WHAT YOU SHOULD DO: Repeat the entries that appear below, exactly and in full.

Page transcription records

* * *

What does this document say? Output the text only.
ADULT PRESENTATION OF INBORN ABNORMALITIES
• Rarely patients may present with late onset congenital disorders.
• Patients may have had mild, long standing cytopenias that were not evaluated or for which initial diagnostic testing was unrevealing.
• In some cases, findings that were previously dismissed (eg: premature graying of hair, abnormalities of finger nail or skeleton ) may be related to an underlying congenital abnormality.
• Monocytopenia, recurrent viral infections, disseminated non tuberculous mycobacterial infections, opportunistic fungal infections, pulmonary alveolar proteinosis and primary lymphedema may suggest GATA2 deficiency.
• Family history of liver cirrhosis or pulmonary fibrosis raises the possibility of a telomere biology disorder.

* * *

EXERCISE SOLUTION:
What does this document say? Output the text only.
ADULT PRESENTATION OF INBORN ABNORMALITIES
• Rarely patients may present with late onset congenital disorders.
• Patients may have had mild, long standing cytopenias that were not evaluated or for which initial diagnostic testing was unrevealing.
• In some cases, findings that were previously dismissed (eg: premature graying of hair, abnormalities of finger nail or skeleton ) may be related to an underlying congenital abnormality.
• Monocytopenia, recurrent viral infections, disseminated non tuberculous mycobacterial infections, opportunistic fungal infections, pulmonary alveolar proteinosis and primary lymphedema may suggest GATA2 deficiency.
• Family history of liver cirrhosis or pulmonary fibrosis raises the possibility of a telomere biology disorder.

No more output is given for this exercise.